**What is needed**
State how many lines in the records hold the word "Муниципальные", giving the number and no other text.

[Dataset excerpts start]

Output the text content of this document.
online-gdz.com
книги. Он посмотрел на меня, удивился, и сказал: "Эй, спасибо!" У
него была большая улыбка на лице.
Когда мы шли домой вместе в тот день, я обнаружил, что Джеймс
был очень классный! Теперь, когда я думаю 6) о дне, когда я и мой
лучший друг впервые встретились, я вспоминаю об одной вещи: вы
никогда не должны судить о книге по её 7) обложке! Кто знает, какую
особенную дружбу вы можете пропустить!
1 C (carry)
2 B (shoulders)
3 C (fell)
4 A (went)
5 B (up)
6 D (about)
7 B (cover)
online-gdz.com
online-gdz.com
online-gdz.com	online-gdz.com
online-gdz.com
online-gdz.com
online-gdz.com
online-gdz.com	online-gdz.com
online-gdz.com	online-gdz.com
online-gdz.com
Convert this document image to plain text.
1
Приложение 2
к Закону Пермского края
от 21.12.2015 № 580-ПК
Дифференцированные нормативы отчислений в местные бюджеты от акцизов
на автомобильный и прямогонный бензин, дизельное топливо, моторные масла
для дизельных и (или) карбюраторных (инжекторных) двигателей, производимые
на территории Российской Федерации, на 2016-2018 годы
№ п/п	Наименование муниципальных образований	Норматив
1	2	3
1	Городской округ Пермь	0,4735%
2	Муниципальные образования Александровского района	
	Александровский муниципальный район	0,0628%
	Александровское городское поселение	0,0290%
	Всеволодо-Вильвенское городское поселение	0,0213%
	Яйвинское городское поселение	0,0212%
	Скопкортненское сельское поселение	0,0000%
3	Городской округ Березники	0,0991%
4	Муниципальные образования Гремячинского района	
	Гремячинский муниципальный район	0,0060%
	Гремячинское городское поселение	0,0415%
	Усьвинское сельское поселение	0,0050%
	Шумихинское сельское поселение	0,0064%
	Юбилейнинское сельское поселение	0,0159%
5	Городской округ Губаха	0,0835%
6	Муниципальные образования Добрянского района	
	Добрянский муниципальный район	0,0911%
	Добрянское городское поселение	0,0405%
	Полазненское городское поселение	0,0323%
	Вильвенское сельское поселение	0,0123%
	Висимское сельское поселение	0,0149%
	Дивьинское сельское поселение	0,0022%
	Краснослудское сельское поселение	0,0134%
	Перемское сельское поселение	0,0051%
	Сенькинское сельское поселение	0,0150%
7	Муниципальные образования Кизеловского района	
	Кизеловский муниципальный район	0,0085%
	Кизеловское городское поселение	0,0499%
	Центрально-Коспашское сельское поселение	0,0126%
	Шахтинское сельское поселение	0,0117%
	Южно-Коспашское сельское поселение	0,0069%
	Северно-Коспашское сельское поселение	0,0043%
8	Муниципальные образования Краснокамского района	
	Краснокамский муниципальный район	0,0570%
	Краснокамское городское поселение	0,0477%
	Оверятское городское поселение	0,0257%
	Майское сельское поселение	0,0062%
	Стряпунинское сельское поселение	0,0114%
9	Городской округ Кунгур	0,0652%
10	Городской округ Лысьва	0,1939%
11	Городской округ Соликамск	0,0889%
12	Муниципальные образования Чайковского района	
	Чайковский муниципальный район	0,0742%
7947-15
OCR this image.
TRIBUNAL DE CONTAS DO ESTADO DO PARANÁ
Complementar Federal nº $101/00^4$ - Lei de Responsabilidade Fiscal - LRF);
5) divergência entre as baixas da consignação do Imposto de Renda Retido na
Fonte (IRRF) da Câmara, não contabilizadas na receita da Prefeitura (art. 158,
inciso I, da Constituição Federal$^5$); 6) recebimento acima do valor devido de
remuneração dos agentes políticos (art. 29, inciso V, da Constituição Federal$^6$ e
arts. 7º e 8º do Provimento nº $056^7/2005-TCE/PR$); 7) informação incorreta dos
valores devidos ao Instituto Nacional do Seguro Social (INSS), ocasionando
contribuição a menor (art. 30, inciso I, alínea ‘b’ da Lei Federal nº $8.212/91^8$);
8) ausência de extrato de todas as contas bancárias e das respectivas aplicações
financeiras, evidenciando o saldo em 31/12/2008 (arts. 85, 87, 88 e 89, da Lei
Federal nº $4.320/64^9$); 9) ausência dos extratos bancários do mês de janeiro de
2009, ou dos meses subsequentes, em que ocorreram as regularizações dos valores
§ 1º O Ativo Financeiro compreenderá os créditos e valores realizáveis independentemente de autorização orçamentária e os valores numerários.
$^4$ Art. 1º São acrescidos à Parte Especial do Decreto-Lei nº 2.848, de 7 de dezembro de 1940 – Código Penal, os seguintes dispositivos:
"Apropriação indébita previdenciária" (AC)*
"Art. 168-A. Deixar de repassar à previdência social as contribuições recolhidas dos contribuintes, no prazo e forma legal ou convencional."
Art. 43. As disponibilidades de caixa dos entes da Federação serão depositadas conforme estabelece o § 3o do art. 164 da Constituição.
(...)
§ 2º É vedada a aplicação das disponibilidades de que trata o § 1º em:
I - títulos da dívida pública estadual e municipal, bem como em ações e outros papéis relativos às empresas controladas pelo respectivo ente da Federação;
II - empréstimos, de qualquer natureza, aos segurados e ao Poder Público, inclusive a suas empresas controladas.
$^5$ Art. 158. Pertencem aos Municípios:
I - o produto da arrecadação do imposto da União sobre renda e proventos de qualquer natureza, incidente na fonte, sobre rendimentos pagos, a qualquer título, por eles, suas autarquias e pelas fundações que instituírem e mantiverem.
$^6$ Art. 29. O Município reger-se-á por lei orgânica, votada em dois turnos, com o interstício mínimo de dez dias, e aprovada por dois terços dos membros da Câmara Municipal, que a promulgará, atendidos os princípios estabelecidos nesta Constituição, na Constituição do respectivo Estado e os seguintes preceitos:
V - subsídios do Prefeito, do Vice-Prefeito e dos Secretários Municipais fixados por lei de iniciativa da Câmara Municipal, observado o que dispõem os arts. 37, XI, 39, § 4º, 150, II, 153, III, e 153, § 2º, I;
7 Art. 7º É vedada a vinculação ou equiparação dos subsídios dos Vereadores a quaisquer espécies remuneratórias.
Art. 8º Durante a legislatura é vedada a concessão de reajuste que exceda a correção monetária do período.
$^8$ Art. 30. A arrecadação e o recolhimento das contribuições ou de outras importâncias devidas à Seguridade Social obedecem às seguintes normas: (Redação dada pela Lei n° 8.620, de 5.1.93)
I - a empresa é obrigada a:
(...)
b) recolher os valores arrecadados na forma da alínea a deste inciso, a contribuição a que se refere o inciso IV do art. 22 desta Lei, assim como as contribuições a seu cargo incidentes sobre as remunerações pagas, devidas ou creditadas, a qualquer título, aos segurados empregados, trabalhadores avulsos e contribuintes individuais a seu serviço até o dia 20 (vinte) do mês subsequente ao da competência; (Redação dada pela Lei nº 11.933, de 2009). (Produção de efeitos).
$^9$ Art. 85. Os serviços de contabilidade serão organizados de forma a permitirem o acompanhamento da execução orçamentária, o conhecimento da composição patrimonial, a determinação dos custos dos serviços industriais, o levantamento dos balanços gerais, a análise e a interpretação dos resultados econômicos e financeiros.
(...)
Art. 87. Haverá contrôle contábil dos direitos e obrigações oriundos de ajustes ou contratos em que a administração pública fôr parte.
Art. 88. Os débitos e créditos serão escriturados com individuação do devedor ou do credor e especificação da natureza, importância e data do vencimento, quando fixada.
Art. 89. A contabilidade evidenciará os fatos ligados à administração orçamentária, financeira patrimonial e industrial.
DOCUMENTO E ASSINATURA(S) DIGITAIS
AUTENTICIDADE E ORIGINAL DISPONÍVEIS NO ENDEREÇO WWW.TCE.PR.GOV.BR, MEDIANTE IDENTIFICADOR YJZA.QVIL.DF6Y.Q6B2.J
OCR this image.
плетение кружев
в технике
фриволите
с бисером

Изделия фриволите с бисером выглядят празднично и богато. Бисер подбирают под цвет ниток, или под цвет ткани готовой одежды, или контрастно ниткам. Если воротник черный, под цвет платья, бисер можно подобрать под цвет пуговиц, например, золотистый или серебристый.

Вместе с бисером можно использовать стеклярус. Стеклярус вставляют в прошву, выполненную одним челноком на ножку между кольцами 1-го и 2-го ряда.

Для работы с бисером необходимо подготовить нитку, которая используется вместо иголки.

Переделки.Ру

[Dataset excerpts end]

**Solved exercise**
6